A block of data
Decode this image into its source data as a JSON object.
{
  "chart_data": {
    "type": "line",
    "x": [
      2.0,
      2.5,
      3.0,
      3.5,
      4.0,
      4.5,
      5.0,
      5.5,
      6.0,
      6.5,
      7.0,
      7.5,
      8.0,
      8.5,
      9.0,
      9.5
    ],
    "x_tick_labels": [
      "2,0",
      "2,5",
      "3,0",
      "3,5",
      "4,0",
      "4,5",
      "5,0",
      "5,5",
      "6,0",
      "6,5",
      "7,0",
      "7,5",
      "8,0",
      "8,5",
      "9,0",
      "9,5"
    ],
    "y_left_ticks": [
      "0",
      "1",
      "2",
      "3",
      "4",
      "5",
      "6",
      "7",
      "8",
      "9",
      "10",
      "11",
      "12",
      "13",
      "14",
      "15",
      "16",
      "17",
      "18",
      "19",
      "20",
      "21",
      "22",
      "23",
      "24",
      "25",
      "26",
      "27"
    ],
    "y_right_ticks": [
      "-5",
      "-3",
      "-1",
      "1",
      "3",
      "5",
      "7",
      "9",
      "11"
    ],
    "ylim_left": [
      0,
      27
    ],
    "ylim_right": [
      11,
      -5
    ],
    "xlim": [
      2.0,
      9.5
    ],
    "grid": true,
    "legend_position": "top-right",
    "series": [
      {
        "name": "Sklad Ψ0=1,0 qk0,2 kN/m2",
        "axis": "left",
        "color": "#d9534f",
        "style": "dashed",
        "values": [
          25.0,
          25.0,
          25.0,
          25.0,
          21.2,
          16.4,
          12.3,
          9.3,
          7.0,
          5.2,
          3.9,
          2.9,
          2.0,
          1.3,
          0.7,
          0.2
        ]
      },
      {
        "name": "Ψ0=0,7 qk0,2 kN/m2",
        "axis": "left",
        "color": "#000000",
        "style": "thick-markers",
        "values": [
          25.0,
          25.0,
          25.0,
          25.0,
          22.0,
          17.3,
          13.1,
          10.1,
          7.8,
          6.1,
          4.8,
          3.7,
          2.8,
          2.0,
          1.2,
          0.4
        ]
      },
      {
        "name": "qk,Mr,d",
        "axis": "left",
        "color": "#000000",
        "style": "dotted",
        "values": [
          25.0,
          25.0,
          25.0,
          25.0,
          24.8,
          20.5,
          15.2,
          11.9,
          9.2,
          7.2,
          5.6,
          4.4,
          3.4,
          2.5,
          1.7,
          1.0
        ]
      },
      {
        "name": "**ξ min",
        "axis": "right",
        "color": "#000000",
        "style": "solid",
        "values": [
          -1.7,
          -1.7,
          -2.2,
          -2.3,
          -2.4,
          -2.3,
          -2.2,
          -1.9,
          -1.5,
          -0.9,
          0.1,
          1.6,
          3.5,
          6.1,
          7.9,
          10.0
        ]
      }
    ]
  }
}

* * *

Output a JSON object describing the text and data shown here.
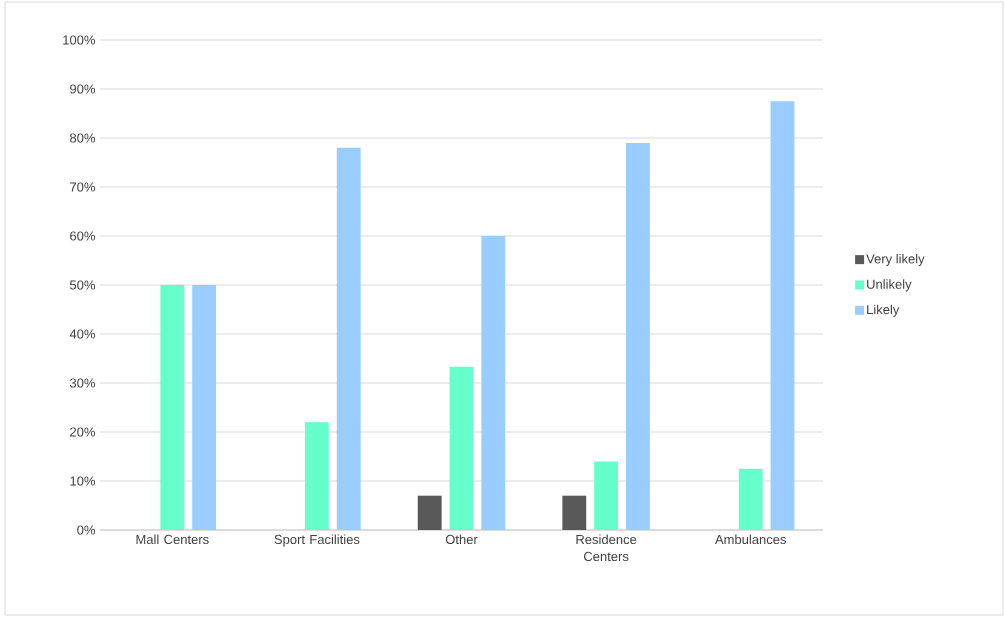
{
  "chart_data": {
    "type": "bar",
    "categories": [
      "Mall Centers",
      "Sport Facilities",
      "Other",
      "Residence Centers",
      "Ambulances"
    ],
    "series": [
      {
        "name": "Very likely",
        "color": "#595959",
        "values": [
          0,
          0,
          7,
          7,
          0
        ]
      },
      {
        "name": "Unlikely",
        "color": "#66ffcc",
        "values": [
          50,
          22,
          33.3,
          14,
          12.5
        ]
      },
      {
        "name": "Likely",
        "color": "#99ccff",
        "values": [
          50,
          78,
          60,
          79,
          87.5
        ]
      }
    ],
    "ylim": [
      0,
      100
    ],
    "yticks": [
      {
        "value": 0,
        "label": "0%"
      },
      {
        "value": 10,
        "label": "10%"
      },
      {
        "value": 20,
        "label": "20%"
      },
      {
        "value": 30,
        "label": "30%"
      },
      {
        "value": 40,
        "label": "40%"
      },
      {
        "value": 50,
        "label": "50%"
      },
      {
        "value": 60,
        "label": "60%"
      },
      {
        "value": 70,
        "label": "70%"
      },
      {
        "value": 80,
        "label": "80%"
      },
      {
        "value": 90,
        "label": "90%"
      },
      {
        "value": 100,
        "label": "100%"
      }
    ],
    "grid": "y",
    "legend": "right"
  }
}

WHAT NEEDS TO BE DONE: Extract, from the listing above, every line where the string "name" occurs.

SOLUTION:
        "name": "Sklad Ψ0=1,0 qk0,2 kN/m2",
        "name": "Ψ0=0,7 qk0,2 kN/m2",
        "name": "qk,Mr,d",
        "name": "**ξ min",
        "name": "Very likely",
        "name": "Unlikely",
        "name": "Likely",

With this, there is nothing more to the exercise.